[Extracted data entries]
++++++
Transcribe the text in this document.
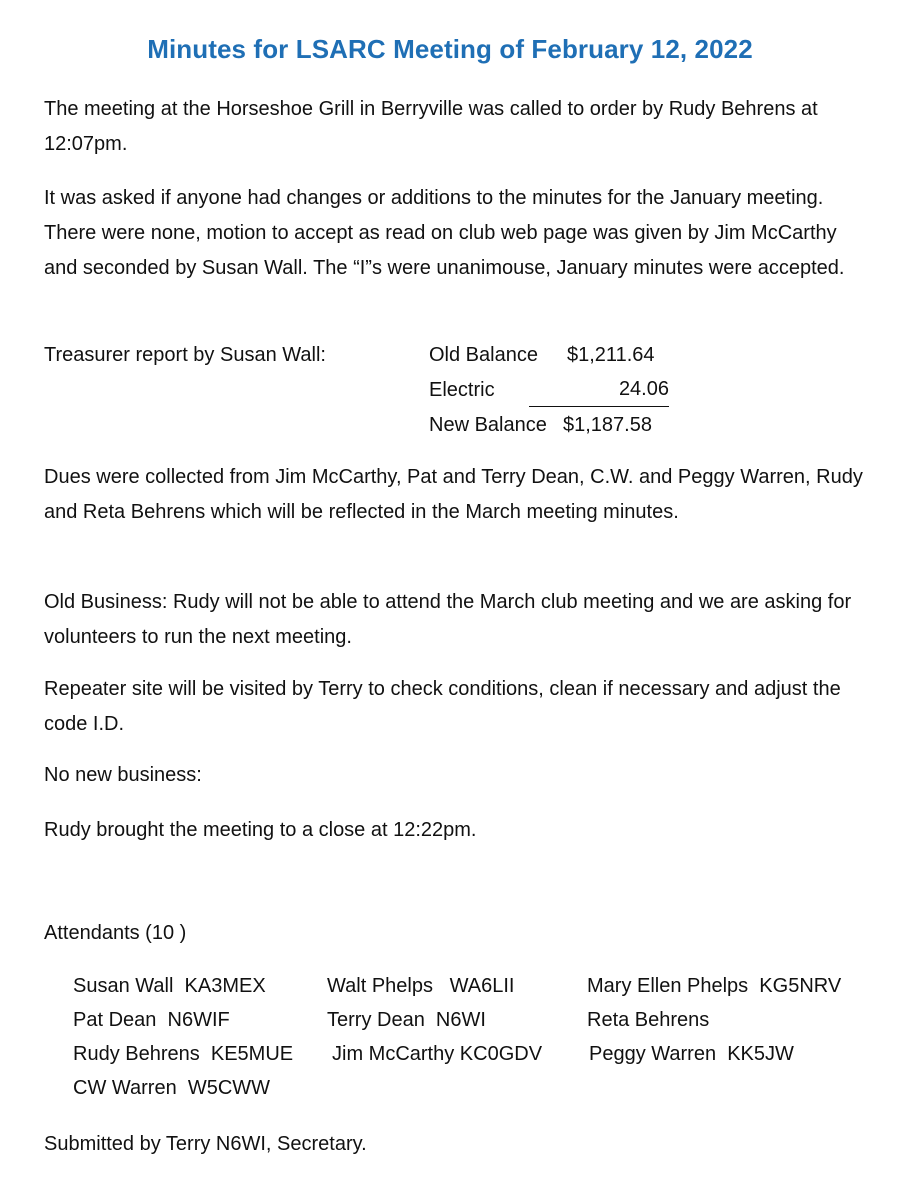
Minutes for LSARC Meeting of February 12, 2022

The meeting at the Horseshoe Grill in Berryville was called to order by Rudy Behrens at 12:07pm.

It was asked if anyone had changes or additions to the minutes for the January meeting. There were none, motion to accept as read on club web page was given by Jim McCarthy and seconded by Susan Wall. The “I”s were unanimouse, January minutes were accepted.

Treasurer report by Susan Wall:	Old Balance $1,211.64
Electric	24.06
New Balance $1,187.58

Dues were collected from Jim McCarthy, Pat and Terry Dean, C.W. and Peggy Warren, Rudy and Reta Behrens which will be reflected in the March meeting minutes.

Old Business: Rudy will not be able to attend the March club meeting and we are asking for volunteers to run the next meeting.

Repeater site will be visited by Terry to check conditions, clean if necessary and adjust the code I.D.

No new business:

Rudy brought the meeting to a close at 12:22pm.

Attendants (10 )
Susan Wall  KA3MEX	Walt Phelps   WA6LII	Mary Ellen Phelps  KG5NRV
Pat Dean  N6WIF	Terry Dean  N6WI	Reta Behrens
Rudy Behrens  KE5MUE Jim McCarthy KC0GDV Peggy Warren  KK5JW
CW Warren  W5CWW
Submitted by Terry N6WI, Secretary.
++++++
What you are asked to do »
All of the data above should be transcribed verbatim, with pictures omitted.

Exercise result »
Transcribe the text in this document.
Minutes for LSARC Meeting of February 12, 2022

The meeting at the Horseshoe Grill in Berryville was called to order by Rudy Behrens at 12:07pm.

It was asked if anyone had changes or additions to the minutes for the January meeting. There were none, motion to accept as read on club web page was given by Jim McCarthy and seconded by Susan Wall. The “I”s were unanimouse, January minutes were accepted.

Treasurer report by Susan Wall:	Old Balance $1,211.64
Electric	24.06
New Balance $1,187.58

Dues were collected from Jim McCarthy, Pat and Terry Dean, C.W. and Peggy Warren, Rudy and Reta Behrens which will be reflected in the March meeting minutes.

Old Business: Rudy will not be able to attend the March club meeting and we are asking for volunteers to run the next meeting.

Repeater site will be visited by Terry to check conditions, clean if necessary and adjust the code I.D.

No new business:

Rudy brought the meeting to a close at 12:22pm.

Attendants (10 )
Susan Wall  KA3MEX	Walt Phelps   WA6LII	Mary Ellen Phelps  KG5NRV
Pat Dean  N6WIF	Terry Dean  N6WI	Reta Behrens
Rudy Behrens  KE5MUE Jim McCarthy KC0GDV Peggy Warren  KK5JW
CW Warren  W5CWW
Submitted by Terry N6WI, Secretary.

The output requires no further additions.